(Data entries)
※
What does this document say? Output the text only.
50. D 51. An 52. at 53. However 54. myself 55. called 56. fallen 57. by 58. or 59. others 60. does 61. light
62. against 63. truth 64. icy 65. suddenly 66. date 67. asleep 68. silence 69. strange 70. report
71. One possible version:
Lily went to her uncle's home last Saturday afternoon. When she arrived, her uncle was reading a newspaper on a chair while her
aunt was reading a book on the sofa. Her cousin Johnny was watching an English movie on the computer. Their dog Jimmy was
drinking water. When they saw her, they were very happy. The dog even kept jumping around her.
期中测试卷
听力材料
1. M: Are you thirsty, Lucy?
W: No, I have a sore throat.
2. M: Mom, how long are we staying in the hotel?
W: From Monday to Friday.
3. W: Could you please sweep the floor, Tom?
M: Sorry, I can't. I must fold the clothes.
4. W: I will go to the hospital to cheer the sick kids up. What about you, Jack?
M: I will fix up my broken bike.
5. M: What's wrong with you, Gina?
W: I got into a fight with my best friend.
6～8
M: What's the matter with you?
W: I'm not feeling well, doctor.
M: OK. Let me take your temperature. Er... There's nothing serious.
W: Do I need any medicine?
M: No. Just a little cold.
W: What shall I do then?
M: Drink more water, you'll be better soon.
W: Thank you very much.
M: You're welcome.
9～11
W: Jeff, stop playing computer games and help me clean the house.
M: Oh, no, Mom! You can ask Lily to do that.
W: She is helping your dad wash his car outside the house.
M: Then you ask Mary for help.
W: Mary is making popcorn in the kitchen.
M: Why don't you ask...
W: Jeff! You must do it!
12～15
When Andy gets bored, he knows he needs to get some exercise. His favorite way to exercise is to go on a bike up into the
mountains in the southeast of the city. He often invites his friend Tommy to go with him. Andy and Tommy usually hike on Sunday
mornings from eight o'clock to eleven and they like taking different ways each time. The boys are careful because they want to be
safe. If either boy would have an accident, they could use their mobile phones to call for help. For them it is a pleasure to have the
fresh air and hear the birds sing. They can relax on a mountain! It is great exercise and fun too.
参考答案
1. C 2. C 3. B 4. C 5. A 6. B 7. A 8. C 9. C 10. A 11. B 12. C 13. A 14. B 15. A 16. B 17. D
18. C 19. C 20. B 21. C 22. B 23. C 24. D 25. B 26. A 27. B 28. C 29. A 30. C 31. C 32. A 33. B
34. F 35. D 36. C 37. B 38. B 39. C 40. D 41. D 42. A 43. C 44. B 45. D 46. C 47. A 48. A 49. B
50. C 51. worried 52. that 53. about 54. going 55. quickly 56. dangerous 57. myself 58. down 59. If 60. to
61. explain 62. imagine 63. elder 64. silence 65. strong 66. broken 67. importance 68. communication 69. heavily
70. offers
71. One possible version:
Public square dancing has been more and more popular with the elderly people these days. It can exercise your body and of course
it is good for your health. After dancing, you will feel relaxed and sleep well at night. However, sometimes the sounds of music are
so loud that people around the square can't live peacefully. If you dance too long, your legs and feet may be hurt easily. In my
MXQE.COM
※
Objective:
What is the number of lines holding the word "with"? State it alone.

Final result:
5